◆ **WORK REQUEST A**
Answer these questions using the AmeriCorps speech text below, and mark each answer (i), (ii) or (iii) to match:
(i) What role does Senator Coons hold in the Congressional National Service Caucus?
(ii) Who observed in the middle of the 19th century that taking initiative to help build one's community set the people of this new continent apart from the Old World?
(iii) Which anniversary of AmeriCorps is the speech celebrating?
◆ **WORK REQUEST B**
Please write the next few paragraphs of the AmeriCorps speech text below, starting right after its final sentence.

◆ **TEXT EXCERPT**

━━━━━━━━

WASHINGTON – U.S. Senator Chris Coons (D-Del.) yesterday delivered a floor speech in the U.S. Senate to mark AmeriCorps Week and highlight the significant impact that national service has had in his life and in the life of over 1 million Americans. Senator Coons is Co-Chair of the Congressional National Service Caucus. AmeriCorps Week runs from March 10 to 16.
A full transcript is available below:
Senator Coons: Mr. President, volunteerism and service has long defined the very heart of the American spirit. It was Alexis de Tocqueville in the middle of the 19th century – at the really, the dawn of the modern American republic – who observed that it was the willingness to take initiative, to get engaged, to roll up your sleeves and get to work helping build your community that distinguished the people of this new continent from the Old World. And I'll say I've seen it myself.
I’m here to celebrate the 30th anniversary of America’s national service program, something called AmeriCorps. It was created in a bipartisan effort. At the end of the George H.W. Bush administration, at the beginning of the Bill Clinton administration, there was a concerted, bipartisan effort to recognize that models around the country that showed the impact on young Americans of spending a year of their lives in service to others was worth expanding and replicating. This week actually happens to be AmeriCorps Week, March 10th to the 16th. And we are celebrating 30 years of service.

━━━━━━━━

◆ **STUDY MATERIAL**
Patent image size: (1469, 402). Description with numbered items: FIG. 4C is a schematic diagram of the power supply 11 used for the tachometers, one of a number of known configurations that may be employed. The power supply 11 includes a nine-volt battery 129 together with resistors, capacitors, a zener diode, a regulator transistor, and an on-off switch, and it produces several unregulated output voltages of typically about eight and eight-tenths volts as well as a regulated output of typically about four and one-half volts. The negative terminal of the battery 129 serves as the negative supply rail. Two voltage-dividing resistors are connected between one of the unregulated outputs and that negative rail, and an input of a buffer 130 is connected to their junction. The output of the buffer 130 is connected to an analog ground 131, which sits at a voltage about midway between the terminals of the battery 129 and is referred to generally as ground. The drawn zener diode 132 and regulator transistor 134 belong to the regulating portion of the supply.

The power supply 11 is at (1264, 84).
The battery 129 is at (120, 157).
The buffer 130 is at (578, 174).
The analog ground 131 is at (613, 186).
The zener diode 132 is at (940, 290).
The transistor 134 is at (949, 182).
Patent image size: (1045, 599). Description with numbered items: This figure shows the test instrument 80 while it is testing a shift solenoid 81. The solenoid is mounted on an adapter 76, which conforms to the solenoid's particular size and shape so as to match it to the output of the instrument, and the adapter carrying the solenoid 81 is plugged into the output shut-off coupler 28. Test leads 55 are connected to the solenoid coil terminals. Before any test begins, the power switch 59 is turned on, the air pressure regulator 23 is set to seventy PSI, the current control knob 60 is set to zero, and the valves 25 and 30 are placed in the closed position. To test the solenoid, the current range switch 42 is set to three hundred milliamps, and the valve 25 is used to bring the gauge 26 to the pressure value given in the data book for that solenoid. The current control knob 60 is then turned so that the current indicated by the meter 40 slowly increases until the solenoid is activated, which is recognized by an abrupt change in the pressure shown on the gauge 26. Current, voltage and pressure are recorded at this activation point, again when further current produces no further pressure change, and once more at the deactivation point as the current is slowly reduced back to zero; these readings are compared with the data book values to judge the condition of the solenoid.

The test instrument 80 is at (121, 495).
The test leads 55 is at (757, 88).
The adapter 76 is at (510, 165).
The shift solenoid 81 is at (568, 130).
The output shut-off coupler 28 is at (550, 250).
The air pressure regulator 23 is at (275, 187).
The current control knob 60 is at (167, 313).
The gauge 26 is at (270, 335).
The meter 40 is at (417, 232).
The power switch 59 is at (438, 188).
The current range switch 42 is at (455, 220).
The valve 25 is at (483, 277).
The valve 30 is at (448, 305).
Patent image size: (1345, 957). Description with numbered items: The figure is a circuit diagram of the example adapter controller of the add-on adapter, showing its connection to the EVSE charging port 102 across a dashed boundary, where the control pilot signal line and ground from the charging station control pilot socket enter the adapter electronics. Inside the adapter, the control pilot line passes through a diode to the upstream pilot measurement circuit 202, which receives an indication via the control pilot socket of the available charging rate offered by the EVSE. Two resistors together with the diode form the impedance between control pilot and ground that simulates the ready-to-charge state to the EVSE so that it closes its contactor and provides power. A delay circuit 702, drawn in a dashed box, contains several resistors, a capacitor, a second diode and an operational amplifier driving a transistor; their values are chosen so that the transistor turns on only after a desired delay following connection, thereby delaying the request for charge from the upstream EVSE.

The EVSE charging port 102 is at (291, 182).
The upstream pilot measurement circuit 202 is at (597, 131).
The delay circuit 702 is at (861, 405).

━━━━━━━━

◆ **RESPONSE A**
(i) Co-Chair
(ii) Alexis de Tocqueville
(iii) The 30th anniversary

◆ **RESPONSE B**
I’ve just introduced a bipartisan and bicameral resolution with Senator [Bill] Cassidy [R-La.], with Congresswoman [Doris] Matsui [R-Calif.] and Congressman [Garret] Graves [R-La.]. And as I mentioned, AmeriCorps has been bipartisan from the start, and I look forward to continuing its future in a bipartisan way. I’ve long had a connection to AmeriCorps, going back to one of the very first national direct AmeriCorps programs, that I ran with the I Have a Dream Foundation in the mid-’90s. When I was working for I Have a Dream, we had 150 AmeriCorps members serving in 10 cities, doing after-school programming and summer programming with children from disadvantaged backgrounds. It’s one of many ways in which young Americans participating in AmeriCorps have contributed to their community, have developed their skills, and have earned money for college.
Years later, when I was a county executive, I launched the New Castle County Emergency Services Corps to help strengthen the volunteer fire service in my home community. There are dozens of volunteer fire companies in Delaware, and they have often served the backbone not just of the first responder community, but of every community. I grew up in a very small town named Hockessin, and that siren going into the middle of the night from our volunteer fire company was a reminder to me of the call that is at the very foundation of our nation: to get up in the middle of the night, to jump in your truck, drive down to the fire hall, and to take on the risk of serving and saving your neighbor.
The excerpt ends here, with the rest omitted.